EXERCISE AIM - Take each line that has the word "author" and return it.

-- START DATA IN THIS EXERCISE --

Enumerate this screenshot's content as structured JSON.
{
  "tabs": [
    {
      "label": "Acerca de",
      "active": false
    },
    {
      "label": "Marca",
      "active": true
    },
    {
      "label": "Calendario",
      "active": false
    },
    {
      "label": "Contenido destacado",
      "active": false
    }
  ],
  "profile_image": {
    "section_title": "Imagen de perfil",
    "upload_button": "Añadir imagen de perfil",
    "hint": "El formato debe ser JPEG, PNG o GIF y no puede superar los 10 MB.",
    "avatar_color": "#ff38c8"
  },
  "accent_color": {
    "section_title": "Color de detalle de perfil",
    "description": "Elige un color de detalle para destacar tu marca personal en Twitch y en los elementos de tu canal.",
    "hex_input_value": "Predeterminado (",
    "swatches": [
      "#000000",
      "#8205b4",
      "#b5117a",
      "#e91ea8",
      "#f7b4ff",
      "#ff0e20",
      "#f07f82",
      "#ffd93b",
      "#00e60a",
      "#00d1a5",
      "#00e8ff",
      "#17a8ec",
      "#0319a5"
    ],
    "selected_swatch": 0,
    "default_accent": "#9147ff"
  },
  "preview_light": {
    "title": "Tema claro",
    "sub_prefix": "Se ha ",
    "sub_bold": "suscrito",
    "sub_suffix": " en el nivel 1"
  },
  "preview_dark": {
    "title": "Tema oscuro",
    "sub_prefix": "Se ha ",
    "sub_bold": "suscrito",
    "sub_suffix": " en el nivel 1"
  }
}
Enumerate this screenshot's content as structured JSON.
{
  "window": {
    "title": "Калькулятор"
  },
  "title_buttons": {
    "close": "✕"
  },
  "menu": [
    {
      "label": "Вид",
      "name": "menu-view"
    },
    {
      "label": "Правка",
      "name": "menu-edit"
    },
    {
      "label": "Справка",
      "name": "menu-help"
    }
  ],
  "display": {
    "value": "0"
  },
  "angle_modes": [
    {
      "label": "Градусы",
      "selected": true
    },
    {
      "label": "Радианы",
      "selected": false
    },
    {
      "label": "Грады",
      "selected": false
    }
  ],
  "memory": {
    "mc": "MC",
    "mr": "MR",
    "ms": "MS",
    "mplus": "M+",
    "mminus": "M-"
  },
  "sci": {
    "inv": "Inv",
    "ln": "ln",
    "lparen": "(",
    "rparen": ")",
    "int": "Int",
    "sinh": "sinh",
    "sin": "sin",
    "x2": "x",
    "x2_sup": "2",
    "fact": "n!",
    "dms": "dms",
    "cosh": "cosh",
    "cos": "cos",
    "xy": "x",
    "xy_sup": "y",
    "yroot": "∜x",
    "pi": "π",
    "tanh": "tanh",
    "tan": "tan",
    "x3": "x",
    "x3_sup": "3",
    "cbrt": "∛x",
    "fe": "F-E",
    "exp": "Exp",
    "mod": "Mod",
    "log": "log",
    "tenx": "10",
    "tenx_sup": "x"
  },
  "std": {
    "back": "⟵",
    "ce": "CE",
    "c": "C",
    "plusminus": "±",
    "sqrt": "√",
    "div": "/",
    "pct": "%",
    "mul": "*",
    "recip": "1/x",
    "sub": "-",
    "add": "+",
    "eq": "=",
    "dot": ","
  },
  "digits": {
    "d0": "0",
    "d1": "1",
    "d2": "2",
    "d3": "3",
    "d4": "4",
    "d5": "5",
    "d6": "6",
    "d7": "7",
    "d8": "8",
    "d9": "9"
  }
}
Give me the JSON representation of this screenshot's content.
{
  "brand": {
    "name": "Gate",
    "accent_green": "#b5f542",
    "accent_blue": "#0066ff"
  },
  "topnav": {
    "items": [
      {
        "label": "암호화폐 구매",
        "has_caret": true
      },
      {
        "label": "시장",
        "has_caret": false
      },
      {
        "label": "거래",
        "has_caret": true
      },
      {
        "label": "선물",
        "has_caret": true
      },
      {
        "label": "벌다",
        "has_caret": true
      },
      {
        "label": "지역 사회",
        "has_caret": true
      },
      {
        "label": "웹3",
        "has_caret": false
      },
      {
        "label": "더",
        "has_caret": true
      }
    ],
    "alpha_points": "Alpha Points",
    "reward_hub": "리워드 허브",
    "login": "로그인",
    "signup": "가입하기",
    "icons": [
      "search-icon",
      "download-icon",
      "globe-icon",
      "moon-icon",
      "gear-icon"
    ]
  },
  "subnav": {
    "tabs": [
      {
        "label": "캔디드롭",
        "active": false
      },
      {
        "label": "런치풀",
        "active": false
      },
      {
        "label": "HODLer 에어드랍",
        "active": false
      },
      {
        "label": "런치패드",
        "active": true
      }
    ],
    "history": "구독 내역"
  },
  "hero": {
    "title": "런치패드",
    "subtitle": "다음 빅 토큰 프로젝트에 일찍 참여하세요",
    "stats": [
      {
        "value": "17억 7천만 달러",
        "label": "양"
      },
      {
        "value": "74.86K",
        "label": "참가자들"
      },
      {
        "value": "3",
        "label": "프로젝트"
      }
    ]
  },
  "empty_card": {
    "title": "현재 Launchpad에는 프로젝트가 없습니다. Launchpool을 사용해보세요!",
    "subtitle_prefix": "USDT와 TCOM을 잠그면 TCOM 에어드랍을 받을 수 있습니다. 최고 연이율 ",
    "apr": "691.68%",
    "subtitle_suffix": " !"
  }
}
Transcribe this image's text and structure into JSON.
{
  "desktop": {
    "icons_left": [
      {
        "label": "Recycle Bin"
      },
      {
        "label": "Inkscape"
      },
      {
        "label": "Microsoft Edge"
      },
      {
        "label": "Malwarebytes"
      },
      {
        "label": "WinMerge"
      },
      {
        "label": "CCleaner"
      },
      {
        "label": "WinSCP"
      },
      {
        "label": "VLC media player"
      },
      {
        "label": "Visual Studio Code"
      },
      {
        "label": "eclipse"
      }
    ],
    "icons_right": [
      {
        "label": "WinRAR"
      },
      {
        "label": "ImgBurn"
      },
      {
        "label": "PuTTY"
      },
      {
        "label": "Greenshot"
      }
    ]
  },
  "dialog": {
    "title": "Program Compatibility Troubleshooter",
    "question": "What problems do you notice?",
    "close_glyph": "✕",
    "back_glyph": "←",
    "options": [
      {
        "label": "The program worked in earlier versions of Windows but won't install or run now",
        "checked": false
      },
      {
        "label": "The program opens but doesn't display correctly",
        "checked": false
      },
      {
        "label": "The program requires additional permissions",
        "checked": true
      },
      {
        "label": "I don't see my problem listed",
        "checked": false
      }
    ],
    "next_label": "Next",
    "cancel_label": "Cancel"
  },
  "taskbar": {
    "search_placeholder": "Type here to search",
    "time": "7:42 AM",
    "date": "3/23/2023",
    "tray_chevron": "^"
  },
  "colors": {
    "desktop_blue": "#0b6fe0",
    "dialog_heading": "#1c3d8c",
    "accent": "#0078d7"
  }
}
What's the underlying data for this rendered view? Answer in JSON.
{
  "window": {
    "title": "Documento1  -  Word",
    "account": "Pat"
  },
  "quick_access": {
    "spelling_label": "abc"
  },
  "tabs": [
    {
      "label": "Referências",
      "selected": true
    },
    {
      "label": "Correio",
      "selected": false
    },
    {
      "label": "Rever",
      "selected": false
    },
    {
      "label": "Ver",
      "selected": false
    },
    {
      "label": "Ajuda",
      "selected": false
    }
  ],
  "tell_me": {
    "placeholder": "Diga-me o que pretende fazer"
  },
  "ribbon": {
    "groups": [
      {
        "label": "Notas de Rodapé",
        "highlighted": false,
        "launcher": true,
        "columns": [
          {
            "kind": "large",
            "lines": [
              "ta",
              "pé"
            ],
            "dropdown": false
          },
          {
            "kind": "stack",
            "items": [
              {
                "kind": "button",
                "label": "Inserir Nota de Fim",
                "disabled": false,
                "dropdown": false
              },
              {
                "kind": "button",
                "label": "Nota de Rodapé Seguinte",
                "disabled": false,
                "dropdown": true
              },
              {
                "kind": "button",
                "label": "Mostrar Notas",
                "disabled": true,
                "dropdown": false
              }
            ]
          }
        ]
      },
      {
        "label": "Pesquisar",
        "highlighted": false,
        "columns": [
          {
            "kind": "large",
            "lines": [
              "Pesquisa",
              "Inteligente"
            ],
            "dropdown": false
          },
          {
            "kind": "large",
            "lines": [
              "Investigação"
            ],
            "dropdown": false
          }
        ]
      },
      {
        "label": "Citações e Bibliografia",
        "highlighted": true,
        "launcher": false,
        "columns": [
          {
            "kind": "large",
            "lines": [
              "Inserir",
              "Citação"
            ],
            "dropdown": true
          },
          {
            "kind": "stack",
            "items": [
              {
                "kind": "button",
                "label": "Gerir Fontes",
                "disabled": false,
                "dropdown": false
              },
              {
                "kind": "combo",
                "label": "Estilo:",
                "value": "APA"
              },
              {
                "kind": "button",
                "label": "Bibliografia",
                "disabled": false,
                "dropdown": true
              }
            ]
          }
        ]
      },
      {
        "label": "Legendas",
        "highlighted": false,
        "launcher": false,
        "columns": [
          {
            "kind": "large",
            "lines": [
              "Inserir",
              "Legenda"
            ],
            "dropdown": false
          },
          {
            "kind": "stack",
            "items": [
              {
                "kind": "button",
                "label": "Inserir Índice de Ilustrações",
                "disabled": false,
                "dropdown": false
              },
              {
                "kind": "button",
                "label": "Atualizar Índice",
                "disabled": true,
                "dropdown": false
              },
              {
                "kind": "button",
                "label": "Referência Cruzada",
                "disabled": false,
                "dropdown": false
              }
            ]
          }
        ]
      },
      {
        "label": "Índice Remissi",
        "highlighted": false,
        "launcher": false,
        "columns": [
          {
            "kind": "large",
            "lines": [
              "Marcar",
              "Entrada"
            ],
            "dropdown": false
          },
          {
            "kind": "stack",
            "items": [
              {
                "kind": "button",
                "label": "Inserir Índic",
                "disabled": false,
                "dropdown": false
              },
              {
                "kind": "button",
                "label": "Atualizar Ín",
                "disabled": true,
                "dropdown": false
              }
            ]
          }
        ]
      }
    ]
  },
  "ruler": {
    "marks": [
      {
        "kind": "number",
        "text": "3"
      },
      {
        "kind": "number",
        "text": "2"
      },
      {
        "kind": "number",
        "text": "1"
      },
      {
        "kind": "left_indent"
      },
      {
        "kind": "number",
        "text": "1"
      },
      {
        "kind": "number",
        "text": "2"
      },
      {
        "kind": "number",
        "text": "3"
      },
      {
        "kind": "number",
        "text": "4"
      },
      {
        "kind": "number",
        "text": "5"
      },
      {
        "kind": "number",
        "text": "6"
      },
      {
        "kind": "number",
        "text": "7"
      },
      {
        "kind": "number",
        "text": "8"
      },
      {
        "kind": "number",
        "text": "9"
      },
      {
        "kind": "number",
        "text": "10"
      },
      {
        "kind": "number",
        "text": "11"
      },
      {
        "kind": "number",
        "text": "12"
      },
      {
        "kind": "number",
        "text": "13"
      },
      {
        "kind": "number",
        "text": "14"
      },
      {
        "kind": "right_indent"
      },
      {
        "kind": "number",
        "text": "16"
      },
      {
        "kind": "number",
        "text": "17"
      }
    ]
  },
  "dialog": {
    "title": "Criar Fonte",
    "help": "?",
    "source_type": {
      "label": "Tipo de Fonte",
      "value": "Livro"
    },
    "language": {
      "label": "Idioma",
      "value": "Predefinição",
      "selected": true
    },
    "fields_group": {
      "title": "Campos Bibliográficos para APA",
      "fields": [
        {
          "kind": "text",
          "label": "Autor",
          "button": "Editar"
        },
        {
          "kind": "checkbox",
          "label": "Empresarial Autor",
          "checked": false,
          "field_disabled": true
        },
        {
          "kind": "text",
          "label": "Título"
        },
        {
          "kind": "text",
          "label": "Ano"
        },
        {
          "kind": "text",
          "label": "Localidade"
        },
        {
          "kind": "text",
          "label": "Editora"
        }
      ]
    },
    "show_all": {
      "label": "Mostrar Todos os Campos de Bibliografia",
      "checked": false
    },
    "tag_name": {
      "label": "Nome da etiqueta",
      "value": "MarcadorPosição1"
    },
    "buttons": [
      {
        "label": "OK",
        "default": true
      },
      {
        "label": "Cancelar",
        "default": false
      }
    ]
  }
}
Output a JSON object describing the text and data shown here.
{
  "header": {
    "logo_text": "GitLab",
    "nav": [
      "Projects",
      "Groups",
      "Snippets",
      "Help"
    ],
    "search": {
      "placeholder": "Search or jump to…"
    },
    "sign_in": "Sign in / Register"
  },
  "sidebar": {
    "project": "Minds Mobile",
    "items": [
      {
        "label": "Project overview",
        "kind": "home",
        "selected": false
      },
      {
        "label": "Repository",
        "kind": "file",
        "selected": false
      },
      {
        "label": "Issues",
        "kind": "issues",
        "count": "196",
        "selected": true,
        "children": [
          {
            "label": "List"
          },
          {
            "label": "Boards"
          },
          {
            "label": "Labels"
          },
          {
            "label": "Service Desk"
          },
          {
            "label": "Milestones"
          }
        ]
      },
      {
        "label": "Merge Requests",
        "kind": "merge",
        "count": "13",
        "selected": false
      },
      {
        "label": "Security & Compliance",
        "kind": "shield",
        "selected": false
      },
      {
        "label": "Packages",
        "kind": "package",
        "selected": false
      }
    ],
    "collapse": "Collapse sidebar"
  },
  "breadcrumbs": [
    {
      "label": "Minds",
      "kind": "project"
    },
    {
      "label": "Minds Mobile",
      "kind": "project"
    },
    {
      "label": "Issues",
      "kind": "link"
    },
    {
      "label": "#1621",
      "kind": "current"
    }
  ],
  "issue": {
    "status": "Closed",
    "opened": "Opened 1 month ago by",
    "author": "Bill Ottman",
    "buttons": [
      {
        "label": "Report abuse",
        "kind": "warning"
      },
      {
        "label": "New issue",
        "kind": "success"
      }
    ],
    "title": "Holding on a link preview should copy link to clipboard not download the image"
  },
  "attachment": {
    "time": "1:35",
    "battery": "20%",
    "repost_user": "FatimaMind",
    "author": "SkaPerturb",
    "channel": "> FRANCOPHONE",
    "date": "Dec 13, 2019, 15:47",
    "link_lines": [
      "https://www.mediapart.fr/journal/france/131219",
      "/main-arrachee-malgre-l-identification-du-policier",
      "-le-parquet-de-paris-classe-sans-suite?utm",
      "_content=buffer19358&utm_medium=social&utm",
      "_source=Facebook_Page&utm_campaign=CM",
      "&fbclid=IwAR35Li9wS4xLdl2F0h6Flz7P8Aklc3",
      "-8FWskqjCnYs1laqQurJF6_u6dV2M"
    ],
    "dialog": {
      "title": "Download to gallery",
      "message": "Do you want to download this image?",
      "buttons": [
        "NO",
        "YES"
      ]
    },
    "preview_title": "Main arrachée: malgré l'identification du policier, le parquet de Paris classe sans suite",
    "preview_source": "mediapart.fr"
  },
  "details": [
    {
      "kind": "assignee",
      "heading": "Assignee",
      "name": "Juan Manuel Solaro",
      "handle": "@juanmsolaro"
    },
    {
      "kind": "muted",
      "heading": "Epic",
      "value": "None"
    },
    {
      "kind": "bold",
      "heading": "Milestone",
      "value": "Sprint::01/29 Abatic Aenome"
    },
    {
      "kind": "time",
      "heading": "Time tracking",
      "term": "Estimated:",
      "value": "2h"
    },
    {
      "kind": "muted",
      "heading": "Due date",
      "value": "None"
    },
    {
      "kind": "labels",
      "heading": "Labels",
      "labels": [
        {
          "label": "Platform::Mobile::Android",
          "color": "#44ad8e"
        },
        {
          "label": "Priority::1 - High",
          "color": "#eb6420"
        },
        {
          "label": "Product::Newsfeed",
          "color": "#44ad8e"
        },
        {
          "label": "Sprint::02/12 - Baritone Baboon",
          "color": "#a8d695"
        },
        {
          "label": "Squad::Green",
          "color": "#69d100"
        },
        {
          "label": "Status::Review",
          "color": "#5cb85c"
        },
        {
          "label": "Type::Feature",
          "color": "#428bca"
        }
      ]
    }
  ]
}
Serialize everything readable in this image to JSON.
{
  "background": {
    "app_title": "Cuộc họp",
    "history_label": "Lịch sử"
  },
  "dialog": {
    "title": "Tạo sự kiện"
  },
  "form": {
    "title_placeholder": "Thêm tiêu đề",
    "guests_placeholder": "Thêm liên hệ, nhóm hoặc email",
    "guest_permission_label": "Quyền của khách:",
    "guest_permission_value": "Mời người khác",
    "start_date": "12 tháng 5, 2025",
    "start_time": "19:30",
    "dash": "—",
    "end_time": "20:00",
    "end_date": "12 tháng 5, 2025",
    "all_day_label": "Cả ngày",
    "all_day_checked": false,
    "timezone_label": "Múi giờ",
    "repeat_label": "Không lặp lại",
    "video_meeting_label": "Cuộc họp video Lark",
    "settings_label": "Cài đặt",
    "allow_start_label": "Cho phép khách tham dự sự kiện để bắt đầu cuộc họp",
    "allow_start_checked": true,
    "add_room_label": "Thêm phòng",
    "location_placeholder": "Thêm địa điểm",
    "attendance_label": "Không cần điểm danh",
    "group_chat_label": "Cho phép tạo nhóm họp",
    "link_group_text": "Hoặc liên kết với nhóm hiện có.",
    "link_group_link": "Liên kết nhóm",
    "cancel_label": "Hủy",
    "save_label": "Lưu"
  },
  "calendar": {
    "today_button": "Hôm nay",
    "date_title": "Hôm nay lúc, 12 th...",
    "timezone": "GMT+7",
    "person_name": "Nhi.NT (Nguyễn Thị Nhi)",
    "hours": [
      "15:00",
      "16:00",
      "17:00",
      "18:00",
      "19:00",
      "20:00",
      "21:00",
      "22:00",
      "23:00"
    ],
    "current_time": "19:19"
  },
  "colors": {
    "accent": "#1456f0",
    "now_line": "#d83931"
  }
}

-- END DATA IN THIS EXERCISE --

SOLVED PROBLEM -
    "author": "Bill Ottman",
    "author": "SkaPerturb",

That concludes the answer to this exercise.